→ **TASK TO CARRY OUT**: Set down the material below word for word, excluding the pictures.

→ **THE DATA**:
§

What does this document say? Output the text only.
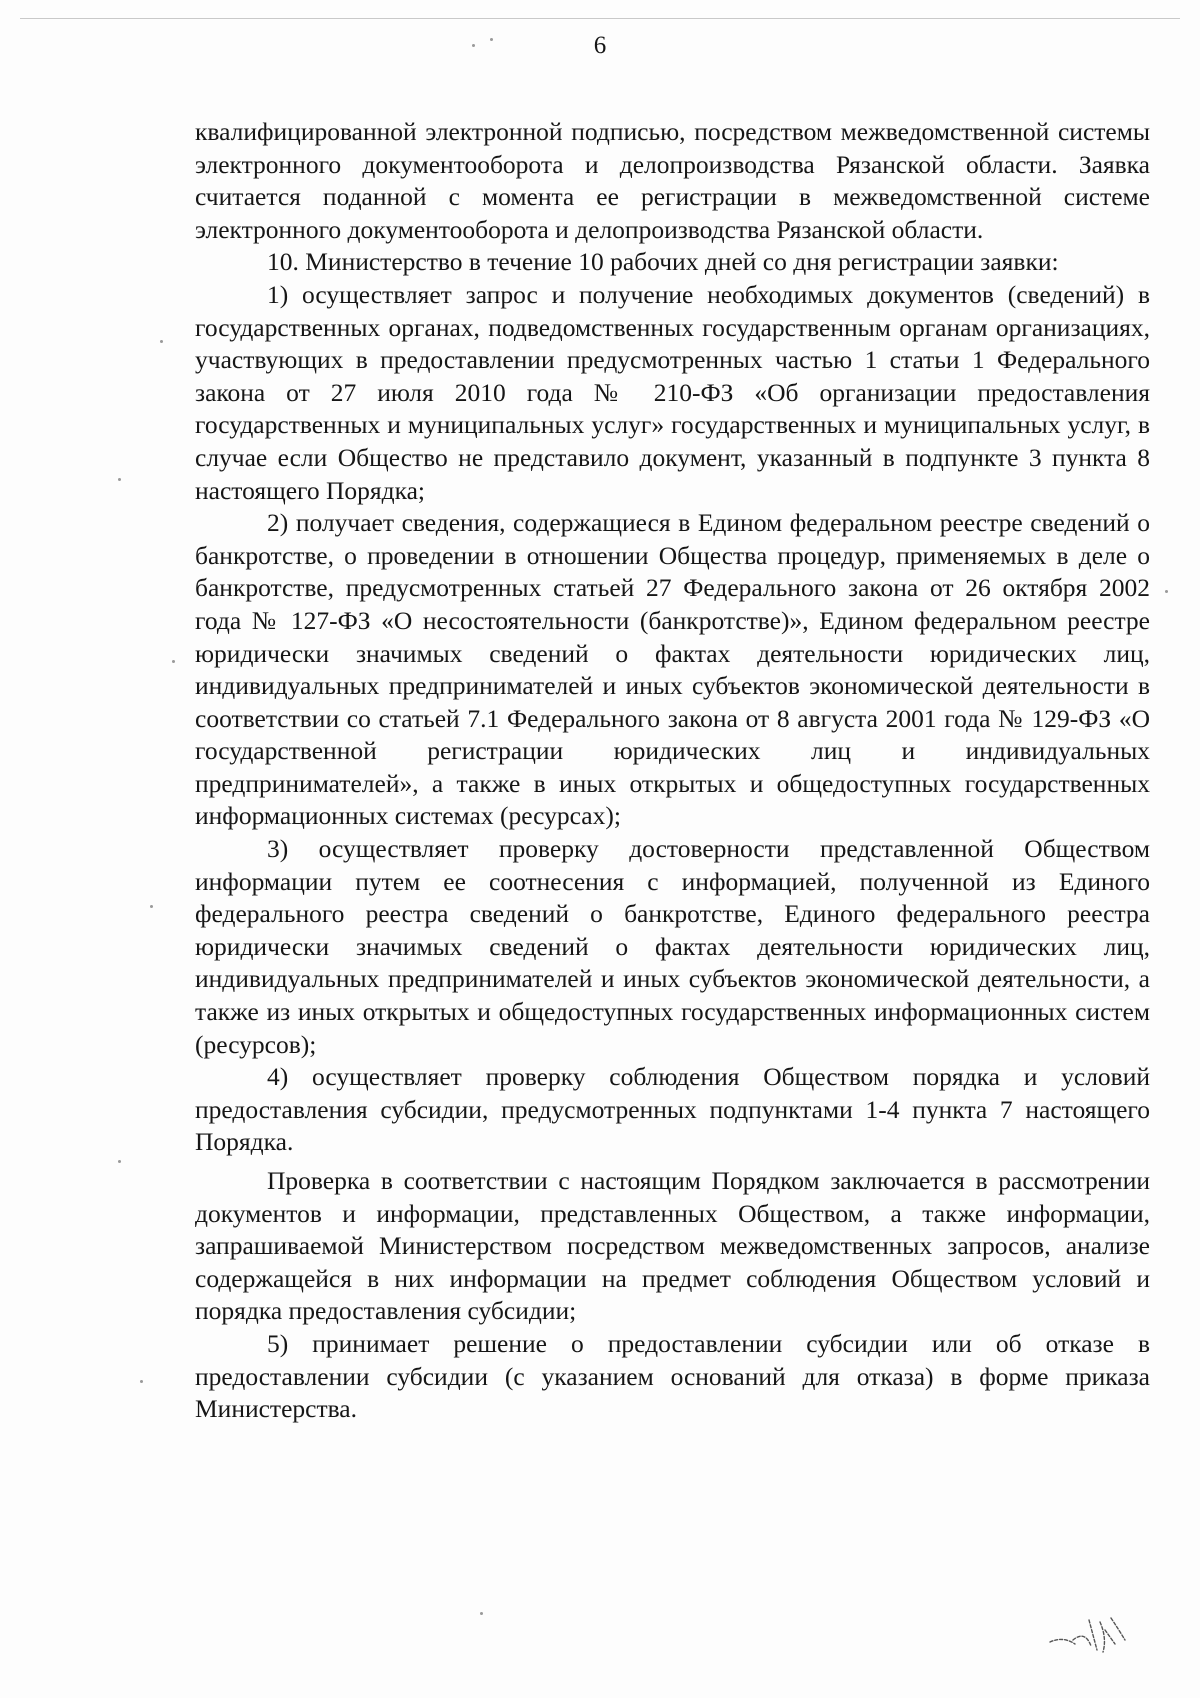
6

квалифицированной электронной подписью, посредством межведомственной системы электронного документооборота и делопроизводства Рязанской области. Заявка считается поданной с момента ее регистрации в межведомственной системе электронного документооборота и делопроизводства Рязанской области.

10. Министерство в течение 10 рабочих дней со дня регистрации заявки:

1) осуществляет запрос и получение необходимых документов (сведений) в государственных органах, подведомственных государственным органам организациях, участвующих в предоставлении предусмотренных частью 1 статьи 1 Федерального закона от 27 июля 2010 года № 210-ФЗ «Об организации предоставления государственных и муниципальных услуг» государственных и муниципальных услуг, в случае если Общество не представило документ, указанный в подпункте 3 пункта 8 настоящего Порядка;

2) получает сведения, содержащиеся в Едином федеральном реестре сведений о банкротстве, о проведении в отношении Общества процедур, применяемых в деле о банкротстве, предусмотренных статьей 27 Федерального закона от 26 октября 2002 года № 127-ФЗ «О несостоятельности (банкротстве)», Едином федеральном реестре юридически значимых сведений о фактах деятельности юридических лиц, индивидуальных предпринимателей и иных субъектов экономической деятельности в соответствии со статьей 7.1 Федерального закона от 8 августа 2001 года № 129-ФЗ «О государственной регистрации юридических лиц и индивидуальных предпринимателей», а также в иных открытых и общедоступных государственных информационных системах (ресурсах);

3) осуществляет проверку достоверности представленной Обществом информации путем ее соотнесения с информацией, полученной из Единого федерального реестра сведений о банкротстве, Единого федерального реестра юридически значимых сведений о фактах деятельности юридических лиц, индивидуальных предпринимателей и иных субъектов экономической деятельности, а также из иных открытых и общедоступных государственных информационных систем (ресурсов);

4) осуществляет проверку соблюдения Обществом порядка и условий предоставления субсидии, предусмотренных подпунктами 1-4 пункта 7 настоящего Порядка.

Проверка в соответствии с настоящим Порядком заключается в рассмотрении документов и информации, представленных Обществом, а также информации, запрашиваемой Министерством посредством межведомственных запросов, анализе содержащейся в них информации на предмет соблюдения Обществом условий и порядка предоставления субсидии;

5) принимает решение о предоставлении субсидии или об отказе в предоставлении субсидии (с указанием оснований для отказа) в форме приказа Министерства.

§

→ **REPLY**:
What does this document say? Output the text only.
6

квалифицированной электронной подписью, посредством межведомственной системы электронного документооборота и делопроизводства Рязанской области. Заявка считается поданной с момента ее регистрации в межведомственной системе электронного документооборота и делопроизводства Рязанской области.

10. Министерство в течение 10 рабочих дней со дня регистрации заявки:

1) осуществляет запрос и получение необходимых документов (сведений) в государственных органах, подведомственных государственным органам организациях, участвующих в предоставлении предусмотренных частью 1 статьи 1 Федерального закона от 27 июля 2010 года № 210-ФЗ «Об организации предоставления государственных и муниципальных услуг» государственных и муниципальных услуг, в случае если Общество не представило документ, указанный в подпункте 3 пункта 8 настоящего Порядка;

2) получает сведения, содержащиеся в Едином федеральном реестре сведений о банкротстве, о проведении в отношении Общества процедур, применяемых в деле о банкротстве, предусмотренных статьей 27 Федерального закона от 26 октября 2002 года № 127-ФЗ «О несостоятельности (банкротстве)», Едином федеральном реестре юридически значимых сведений о фактах деятельности юридических лиц, индивидуальных предпринимателей и иных субъектов экономической деятельности в соответствии со статьей 7.1 Федерального закона от 8 августа 2001 года № 129-ФЗ «О государственной регистрации юридических лиц и индивидуальных предпринимателей», а также в иных открытых и общедоступных государственных информационных системах (ресурсах);

3) осуществляет проверку достоверности представленной Обществом информации путем ее соотнесения с информацией, полученной из Единого федерального реестра сведений о банкротстве, Единого федерального реестра юридически значимых сведений о фактах деятельности юридических лиц, индивидуальных предпринимателей и иных субъектов экономической деятельности, а также из иных открытых и общедоступных государственных информационных систем (ресурсов);

4) осуществляет проверку соблюдения Обществом порядка и условий предоставления субсидии, предусмотренных подпунктами 1-4 пункта 7 настоящего Порядка.

Проверка в соответствии с настоящим Порядком заключается в рассмотрении документов и информации, представленных Обществом, а также информации, запрашиваемой Министерством посредством межведомственных запросов, анализе содержащейся в них информации на предмет соблюдения Обществом условий и порядка предоставления субсидии;

5) принимает решение о предоставлении субсидии или об отказе в предоставлении субсидии (с указанием оснований для отказа) в форме приказа Министерства.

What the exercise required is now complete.